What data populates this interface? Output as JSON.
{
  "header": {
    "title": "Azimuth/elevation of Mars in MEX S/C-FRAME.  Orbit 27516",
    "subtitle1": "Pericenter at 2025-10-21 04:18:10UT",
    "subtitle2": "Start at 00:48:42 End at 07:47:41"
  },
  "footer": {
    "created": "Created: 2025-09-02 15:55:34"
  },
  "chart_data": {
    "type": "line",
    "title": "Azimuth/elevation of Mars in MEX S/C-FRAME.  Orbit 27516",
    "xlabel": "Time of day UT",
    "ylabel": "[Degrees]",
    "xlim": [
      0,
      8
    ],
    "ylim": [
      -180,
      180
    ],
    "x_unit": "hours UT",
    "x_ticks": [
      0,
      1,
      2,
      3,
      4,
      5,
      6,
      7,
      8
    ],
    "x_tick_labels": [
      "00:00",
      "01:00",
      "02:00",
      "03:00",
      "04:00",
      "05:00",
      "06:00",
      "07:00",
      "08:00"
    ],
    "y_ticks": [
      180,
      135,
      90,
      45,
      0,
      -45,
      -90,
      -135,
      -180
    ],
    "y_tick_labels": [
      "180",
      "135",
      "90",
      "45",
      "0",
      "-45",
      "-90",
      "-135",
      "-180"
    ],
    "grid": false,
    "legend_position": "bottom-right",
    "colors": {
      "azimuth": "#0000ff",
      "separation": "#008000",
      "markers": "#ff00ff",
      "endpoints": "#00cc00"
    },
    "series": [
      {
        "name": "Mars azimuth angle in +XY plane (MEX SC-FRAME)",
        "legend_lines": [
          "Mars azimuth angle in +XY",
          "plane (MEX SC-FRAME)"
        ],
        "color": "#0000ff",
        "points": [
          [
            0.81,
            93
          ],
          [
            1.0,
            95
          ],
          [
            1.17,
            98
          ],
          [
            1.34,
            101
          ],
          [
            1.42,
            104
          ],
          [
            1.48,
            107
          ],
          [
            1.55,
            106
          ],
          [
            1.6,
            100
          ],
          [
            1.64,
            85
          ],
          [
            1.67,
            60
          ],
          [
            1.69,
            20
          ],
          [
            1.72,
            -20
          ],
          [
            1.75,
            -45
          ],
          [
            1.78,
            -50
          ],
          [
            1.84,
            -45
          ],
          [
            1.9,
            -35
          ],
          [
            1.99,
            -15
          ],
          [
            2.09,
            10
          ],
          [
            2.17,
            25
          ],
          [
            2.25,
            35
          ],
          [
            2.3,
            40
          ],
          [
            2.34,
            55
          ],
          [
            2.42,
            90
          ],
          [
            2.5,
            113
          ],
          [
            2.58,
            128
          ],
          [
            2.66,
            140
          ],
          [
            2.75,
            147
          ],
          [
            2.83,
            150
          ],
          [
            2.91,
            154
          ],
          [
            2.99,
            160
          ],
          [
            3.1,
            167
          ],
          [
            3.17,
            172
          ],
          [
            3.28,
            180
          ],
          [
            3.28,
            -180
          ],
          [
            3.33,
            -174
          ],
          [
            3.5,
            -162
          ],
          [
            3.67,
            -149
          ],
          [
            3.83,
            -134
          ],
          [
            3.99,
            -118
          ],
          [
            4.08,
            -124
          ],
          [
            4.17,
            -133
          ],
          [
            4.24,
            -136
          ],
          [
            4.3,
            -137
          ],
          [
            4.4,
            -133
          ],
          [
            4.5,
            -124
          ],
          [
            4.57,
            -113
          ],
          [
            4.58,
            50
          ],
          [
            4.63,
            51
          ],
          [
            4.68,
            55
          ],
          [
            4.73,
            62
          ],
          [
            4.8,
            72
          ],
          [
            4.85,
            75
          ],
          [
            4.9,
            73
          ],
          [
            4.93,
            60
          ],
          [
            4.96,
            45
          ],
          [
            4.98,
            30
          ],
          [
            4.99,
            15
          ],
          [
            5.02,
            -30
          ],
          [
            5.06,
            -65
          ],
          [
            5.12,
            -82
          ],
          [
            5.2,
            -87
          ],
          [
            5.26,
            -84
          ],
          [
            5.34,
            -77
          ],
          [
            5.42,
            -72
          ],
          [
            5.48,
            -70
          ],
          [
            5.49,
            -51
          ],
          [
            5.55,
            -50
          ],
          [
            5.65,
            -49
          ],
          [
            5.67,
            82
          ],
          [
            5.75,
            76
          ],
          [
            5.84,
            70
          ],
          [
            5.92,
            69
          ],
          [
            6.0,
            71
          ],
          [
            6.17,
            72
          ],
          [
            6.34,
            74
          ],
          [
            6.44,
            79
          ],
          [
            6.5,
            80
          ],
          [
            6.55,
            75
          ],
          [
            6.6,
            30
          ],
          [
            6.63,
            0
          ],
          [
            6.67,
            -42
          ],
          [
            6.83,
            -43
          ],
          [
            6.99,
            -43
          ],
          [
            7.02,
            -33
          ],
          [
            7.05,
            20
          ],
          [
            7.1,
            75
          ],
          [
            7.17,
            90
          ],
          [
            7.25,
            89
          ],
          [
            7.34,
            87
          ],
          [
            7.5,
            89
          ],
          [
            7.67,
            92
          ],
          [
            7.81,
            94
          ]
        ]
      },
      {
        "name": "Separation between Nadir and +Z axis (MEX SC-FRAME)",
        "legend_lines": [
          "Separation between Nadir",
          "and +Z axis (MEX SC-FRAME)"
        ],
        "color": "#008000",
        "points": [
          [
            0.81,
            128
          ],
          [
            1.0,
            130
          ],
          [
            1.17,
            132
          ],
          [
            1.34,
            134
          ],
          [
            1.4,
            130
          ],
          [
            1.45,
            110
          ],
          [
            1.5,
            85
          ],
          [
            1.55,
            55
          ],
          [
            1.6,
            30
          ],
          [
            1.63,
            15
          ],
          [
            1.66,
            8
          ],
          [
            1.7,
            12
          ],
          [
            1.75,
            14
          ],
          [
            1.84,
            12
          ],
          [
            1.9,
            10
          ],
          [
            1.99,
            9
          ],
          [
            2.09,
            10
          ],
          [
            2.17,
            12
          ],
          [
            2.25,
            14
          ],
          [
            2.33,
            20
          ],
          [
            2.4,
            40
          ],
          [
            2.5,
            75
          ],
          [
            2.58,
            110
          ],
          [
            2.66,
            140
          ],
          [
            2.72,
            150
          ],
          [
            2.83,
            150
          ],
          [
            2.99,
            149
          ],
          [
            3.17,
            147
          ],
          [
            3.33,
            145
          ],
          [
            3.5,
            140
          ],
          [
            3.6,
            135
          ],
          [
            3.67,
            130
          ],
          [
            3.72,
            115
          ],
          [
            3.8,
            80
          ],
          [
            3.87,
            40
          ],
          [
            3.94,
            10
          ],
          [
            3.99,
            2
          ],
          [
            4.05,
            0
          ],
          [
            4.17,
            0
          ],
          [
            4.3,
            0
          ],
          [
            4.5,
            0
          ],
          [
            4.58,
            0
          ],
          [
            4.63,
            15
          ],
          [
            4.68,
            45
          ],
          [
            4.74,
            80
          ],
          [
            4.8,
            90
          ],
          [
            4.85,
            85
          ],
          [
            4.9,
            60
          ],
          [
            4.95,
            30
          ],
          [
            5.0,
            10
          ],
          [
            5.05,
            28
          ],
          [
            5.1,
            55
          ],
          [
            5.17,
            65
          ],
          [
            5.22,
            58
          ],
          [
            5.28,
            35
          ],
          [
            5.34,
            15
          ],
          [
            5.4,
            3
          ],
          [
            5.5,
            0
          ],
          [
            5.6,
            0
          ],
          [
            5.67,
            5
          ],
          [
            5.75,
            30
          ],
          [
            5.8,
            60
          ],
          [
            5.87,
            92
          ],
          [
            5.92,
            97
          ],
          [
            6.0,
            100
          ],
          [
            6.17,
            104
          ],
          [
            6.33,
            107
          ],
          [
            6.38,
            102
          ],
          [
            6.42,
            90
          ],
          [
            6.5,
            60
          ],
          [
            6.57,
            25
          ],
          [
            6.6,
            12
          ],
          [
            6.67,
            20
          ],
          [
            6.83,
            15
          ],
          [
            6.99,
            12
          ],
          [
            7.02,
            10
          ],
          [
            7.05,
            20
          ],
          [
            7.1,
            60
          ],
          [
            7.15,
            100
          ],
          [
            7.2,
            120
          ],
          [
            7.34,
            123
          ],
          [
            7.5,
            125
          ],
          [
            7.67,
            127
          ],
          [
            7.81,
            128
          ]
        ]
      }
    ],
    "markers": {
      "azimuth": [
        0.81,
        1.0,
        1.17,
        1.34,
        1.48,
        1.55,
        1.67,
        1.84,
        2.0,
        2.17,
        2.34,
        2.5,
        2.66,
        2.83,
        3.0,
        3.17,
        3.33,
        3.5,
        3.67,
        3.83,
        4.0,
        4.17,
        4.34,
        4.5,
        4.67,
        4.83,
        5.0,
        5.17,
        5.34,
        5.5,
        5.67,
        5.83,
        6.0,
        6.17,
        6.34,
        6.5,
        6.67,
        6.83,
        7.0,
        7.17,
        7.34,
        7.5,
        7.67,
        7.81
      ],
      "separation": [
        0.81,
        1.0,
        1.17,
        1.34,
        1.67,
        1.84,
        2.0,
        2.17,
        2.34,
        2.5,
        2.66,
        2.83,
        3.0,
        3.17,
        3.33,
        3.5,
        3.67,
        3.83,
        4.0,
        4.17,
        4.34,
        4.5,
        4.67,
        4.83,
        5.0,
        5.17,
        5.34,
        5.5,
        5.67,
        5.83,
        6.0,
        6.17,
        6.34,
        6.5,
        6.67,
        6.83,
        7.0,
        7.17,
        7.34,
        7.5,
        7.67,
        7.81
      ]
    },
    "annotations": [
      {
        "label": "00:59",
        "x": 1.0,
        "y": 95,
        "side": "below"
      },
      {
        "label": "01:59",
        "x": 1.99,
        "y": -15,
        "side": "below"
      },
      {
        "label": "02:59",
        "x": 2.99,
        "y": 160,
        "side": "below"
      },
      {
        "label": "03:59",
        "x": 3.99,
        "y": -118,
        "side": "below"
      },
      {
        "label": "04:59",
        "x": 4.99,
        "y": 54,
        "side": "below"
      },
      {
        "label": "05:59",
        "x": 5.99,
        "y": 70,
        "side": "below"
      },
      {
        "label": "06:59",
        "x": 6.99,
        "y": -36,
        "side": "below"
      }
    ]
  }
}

* * * * * * *

> _INSTRUCTIONS FOR THE TASK_
Report back each line of the entries that holds the string "name".

> _ANSWER TO THE EXERCISE_
        "name": "Mars azimuth angle in +XY plane (MEX SC-FRAME)",
        "name": "Separation between Nadir and +Z axis (MEX SC-FRAME)",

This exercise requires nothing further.